Dr. Allison Fitzgerald from the New Jersey City University and NY/NJ Baykeeper, and Dr. Eugenia Naro-Maciel from the College of Staten Island (now at New York University), conducted a study at Freshkills Park investigating the construction of a living shoreline with biodiversity monitoring using novel environmental DNA and traditional assessments.
This project was part of the much larger scale restoration that is taking place at Freshkills Park. The researchers were focused on the potential of restoring two tidal wetland locations using existing salt marsh plants (Spartina, Phragmites) in addition to a matrix of living animals (ribbed mussels and other bivalves, algae), to increase biodiversity and strength and filtering ability of the shoreline.

Excerpted records:
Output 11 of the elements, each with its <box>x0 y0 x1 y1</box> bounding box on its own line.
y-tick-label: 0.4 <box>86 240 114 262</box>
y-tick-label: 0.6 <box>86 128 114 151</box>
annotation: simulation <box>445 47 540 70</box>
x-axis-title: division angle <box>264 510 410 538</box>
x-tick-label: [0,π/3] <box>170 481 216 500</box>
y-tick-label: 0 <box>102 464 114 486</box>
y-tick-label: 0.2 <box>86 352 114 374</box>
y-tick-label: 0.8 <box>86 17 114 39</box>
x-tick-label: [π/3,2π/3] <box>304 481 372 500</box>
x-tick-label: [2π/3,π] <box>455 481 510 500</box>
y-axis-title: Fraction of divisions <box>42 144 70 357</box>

Task to complete: In the text about the Freshkills Park shoreline study, which existing salt marsh plants did the researchers plan to use?

Response box: Spartina and Phragmites.